*Written task*:
Wherever the word "Положение" appears in a line, extract that line.

*Supplied data*:
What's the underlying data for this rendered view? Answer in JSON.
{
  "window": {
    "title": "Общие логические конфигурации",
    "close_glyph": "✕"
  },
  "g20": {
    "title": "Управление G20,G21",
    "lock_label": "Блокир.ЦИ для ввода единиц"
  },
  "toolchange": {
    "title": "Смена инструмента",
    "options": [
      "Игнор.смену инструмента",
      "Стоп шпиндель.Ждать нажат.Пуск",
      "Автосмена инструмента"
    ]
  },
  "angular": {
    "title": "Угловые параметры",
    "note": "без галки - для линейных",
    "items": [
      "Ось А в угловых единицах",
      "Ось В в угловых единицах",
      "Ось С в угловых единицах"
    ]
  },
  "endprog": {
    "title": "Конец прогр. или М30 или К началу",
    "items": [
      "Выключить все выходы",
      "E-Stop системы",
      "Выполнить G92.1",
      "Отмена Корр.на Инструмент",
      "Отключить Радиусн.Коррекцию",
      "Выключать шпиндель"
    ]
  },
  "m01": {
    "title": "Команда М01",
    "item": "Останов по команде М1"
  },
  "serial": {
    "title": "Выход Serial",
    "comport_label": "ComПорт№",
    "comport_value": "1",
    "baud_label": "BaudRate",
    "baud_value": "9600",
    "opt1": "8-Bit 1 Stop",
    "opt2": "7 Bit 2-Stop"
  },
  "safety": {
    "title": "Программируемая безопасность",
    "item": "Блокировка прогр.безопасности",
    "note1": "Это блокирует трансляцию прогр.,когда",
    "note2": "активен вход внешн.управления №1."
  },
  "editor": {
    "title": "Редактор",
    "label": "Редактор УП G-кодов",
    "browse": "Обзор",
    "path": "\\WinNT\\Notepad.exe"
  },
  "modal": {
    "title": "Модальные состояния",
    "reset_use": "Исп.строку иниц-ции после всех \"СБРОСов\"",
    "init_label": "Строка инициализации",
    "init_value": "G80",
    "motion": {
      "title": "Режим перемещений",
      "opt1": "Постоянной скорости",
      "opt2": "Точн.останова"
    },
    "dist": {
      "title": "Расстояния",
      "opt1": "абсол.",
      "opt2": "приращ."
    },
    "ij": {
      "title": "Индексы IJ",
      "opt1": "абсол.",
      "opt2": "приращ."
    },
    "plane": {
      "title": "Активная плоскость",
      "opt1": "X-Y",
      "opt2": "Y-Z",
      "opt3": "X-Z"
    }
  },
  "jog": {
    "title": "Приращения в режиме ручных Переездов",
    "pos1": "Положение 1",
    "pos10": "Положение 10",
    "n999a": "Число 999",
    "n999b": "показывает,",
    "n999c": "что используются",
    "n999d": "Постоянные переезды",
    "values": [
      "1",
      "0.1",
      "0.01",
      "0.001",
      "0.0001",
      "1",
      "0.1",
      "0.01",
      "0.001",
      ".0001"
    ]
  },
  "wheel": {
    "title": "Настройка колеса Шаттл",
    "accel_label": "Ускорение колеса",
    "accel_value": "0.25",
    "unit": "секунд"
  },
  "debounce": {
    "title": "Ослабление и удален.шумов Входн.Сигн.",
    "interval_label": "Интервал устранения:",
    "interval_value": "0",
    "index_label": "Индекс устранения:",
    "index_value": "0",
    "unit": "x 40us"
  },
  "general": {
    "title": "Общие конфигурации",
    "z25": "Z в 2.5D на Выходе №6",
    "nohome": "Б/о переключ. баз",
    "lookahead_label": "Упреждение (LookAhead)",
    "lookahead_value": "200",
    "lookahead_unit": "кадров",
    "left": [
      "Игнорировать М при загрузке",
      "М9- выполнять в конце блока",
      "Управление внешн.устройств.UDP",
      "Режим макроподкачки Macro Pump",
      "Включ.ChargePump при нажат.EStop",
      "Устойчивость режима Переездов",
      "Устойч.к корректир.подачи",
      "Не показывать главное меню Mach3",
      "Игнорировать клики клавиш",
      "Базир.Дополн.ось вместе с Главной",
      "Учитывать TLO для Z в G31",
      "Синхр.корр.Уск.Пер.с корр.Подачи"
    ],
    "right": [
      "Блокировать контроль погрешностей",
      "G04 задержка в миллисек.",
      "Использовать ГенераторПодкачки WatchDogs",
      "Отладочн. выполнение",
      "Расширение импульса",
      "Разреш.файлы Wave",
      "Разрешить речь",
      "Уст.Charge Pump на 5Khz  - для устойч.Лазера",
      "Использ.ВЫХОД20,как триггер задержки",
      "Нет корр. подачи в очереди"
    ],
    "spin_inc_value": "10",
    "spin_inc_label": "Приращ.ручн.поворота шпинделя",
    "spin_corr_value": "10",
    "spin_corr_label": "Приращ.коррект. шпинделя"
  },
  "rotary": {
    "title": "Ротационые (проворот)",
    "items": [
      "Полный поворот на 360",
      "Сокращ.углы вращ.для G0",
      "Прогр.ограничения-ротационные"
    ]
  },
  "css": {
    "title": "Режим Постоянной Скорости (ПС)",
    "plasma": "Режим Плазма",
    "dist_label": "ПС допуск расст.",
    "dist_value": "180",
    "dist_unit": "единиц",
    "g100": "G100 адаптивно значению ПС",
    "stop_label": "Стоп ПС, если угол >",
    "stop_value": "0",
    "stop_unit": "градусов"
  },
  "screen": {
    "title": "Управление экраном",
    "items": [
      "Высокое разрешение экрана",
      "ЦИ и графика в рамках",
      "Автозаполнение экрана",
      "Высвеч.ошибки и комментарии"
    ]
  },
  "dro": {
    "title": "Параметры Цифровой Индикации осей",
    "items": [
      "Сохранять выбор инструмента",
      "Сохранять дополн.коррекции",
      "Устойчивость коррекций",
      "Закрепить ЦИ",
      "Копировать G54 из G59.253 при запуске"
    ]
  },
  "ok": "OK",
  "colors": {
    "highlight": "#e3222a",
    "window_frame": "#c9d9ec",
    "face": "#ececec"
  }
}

*Response to this task*:
    "pos1": "Положение 1",
    "pos10": "Положение 10",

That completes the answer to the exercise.